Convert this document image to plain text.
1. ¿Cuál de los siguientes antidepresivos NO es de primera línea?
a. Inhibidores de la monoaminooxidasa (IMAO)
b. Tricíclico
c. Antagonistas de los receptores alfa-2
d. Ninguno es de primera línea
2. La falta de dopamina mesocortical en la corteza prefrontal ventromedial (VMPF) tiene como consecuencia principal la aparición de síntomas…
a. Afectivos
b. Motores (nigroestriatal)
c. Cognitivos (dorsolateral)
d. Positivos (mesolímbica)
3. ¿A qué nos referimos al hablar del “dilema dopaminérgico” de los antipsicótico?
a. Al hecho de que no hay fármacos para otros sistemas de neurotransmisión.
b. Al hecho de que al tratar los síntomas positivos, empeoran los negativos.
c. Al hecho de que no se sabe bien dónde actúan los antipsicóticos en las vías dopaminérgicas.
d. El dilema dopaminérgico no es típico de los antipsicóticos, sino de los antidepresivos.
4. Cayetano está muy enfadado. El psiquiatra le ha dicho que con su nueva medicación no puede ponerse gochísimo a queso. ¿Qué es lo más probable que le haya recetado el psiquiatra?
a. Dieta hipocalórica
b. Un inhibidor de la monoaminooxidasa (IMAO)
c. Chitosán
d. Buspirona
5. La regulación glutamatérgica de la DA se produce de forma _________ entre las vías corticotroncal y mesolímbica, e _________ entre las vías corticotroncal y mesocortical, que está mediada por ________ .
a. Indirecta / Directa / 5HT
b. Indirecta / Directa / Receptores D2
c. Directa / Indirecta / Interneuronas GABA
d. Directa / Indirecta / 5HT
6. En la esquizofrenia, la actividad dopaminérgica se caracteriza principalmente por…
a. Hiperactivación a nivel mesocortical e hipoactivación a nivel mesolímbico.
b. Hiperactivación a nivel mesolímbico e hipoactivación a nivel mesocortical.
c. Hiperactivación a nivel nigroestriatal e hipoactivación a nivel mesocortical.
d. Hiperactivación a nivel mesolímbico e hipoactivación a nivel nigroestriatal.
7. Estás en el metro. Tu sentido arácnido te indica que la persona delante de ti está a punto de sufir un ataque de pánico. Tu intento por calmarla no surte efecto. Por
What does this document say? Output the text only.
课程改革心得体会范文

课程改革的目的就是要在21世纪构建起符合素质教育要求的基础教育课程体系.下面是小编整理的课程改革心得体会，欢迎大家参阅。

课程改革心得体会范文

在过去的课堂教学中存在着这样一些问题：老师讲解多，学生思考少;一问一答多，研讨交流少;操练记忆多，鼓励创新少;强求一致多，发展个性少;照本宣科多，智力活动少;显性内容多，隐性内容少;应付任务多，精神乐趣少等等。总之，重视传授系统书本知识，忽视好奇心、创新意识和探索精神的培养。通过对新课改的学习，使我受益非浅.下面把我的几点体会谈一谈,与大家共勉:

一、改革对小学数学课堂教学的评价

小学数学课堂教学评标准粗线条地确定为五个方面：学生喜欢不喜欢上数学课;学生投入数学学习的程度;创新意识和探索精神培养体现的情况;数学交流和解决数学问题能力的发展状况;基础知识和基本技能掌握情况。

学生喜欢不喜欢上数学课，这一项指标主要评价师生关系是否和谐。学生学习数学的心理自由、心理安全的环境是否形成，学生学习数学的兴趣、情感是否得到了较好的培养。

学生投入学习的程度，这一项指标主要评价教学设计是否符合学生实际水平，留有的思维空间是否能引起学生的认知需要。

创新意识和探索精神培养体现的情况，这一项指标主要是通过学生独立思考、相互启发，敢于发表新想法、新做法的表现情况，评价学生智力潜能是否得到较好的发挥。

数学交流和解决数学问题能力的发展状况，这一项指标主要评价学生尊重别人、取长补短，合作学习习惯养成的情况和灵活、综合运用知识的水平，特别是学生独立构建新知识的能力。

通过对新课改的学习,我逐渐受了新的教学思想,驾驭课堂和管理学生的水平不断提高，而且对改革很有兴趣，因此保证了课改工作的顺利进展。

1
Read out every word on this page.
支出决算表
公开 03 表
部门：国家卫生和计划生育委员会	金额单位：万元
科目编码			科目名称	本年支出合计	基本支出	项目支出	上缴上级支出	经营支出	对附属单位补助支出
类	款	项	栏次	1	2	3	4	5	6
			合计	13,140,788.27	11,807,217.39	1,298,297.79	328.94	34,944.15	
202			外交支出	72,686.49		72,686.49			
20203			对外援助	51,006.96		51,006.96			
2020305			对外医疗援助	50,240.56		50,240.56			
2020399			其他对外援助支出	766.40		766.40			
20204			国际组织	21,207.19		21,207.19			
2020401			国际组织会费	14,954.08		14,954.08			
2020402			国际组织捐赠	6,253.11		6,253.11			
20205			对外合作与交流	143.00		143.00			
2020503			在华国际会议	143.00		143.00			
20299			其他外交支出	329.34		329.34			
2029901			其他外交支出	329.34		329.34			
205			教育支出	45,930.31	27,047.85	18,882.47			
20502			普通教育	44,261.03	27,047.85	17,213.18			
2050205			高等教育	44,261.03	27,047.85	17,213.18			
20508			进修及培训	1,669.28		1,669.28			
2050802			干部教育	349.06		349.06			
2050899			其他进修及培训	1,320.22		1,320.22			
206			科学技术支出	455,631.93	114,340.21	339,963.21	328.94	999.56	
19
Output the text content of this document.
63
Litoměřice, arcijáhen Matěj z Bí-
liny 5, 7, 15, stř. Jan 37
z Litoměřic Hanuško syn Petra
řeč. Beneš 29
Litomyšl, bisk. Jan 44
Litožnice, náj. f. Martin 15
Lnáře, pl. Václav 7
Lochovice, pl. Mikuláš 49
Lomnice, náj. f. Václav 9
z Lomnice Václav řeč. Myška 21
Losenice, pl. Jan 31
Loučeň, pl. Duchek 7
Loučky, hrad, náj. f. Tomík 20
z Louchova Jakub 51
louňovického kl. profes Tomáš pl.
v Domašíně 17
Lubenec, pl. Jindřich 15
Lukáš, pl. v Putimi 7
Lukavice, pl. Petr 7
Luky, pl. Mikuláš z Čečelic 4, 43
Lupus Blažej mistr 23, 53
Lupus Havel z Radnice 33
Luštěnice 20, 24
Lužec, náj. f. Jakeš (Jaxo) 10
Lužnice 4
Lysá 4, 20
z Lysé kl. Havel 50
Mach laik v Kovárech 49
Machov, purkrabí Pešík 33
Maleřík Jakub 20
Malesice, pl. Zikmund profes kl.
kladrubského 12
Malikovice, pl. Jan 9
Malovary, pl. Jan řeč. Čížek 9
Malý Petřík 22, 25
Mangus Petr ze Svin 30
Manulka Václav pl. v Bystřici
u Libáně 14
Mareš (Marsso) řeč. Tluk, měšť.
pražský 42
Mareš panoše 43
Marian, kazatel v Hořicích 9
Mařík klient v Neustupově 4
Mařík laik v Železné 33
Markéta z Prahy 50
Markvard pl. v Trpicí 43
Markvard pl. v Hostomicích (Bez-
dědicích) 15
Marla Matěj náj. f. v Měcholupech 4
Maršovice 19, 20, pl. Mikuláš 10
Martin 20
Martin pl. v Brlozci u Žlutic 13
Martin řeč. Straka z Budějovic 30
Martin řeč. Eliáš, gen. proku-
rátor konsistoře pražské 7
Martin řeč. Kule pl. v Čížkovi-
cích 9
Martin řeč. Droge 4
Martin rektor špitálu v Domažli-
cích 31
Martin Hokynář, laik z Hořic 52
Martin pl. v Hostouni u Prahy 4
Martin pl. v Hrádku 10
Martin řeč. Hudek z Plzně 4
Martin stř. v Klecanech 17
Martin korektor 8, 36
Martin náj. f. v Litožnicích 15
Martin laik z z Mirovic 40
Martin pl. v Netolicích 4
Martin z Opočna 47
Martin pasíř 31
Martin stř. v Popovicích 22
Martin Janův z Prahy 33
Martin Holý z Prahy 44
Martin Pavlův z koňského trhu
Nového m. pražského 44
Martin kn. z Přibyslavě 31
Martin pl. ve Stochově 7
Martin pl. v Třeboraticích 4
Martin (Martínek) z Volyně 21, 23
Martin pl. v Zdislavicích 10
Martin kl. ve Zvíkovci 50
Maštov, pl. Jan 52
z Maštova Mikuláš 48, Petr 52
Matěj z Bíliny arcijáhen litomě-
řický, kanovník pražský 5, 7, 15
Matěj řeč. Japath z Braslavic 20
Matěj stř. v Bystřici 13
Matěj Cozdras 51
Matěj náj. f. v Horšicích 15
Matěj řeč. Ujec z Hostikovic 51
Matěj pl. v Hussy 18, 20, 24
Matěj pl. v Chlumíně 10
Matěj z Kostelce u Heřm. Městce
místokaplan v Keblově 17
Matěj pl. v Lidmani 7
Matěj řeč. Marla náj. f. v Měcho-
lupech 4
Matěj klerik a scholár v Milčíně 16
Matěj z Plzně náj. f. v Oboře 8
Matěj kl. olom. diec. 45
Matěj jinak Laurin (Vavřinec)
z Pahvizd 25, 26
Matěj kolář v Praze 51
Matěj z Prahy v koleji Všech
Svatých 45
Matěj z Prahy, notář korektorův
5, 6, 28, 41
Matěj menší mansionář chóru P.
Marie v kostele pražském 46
+ + + + + + +
Isolate the lines that hold the word "Markvard" and copy all of them.

FULL ANSWER:
Markvard pl. v Trpicí 43
Markvard pl. v Hostomicích (Bez-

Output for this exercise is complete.